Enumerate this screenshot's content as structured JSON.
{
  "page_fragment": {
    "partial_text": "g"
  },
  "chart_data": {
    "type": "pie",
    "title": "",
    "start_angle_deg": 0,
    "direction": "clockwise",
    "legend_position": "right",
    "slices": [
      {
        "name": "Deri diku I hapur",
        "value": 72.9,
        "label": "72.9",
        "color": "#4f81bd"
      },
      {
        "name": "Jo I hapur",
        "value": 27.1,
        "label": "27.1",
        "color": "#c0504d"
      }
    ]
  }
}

★ ★ ★ ★

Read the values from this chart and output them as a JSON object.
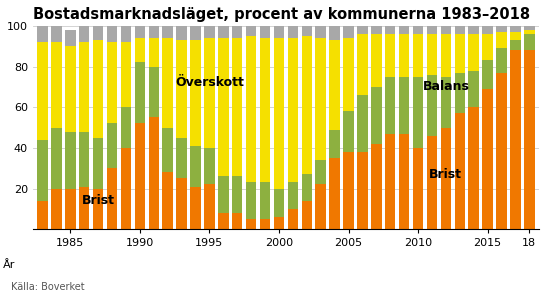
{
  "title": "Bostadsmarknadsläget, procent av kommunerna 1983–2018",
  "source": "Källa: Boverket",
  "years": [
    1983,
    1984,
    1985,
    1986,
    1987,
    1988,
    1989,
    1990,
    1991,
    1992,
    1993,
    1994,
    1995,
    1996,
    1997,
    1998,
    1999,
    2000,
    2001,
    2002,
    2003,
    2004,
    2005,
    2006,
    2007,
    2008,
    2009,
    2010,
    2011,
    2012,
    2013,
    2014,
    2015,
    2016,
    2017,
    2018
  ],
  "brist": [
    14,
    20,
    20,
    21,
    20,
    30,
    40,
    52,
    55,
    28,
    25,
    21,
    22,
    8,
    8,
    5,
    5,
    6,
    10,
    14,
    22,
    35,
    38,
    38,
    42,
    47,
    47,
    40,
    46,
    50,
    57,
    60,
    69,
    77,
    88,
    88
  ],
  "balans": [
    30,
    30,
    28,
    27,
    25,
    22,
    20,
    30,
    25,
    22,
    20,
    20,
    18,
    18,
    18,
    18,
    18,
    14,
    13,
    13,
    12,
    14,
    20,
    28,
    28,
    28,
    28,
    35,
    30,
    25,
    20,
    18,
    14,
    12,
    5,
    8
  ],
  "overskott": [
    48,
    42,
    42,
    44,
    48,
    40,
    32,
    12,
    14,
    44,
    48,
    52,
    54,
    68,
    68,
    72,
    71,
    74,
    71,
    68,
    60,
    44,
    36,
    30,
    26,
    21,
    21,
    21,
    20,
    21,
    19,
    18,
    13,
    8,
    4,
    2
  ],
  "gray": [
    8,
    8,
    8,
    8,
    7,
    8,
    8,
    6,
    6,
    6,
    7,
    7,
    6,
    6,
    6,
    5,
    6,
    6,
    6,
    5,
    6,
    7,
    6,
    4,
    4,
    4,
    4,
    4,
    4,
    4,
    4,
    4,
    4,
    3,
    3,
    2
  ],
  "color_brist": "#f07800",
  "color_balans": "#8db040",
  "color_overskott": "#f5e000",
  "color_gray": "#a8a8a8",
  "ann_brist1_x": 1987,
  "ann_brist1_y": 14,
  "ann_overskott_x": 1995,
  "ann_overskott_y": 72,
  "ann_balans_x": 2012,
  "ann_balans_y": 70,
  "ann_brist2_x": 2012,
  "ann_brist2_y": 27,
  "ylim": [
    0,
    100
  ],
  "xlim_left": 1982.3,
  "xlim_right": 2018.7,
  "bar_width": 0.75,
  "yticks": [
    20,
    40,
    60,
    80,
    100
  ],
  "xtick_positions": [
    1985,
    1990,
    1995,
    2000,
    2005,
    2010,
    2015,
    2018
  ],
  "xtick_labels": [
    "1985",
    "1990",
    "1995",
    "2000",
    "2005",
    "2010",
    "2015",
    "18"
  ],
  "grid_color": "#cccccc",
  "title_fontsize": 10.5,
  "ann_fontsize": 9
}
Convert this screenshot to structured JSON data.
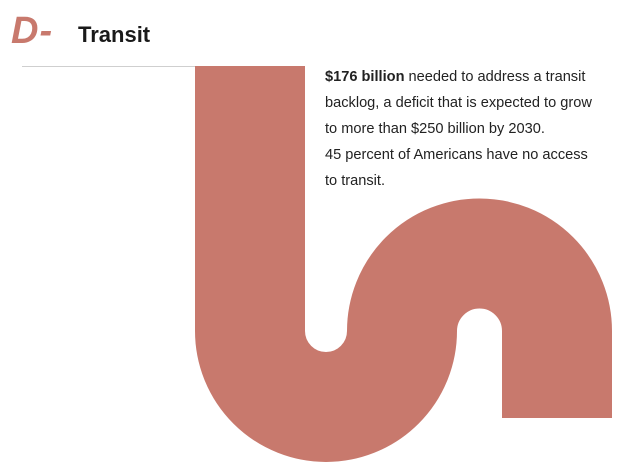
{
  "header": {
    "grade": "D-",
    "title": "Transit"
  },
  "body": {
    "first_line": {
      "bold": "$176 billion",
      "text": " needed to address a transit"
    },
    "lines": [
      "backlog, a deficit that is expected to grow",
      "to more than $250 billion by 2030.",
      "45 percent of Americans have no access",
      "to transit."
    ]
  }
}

★ ★ ★ ★

● **Aim of the exercise**
Of the lines in the data, how many contain the word "hapur"? Provide the number and nothing further.

● **Final answer**
2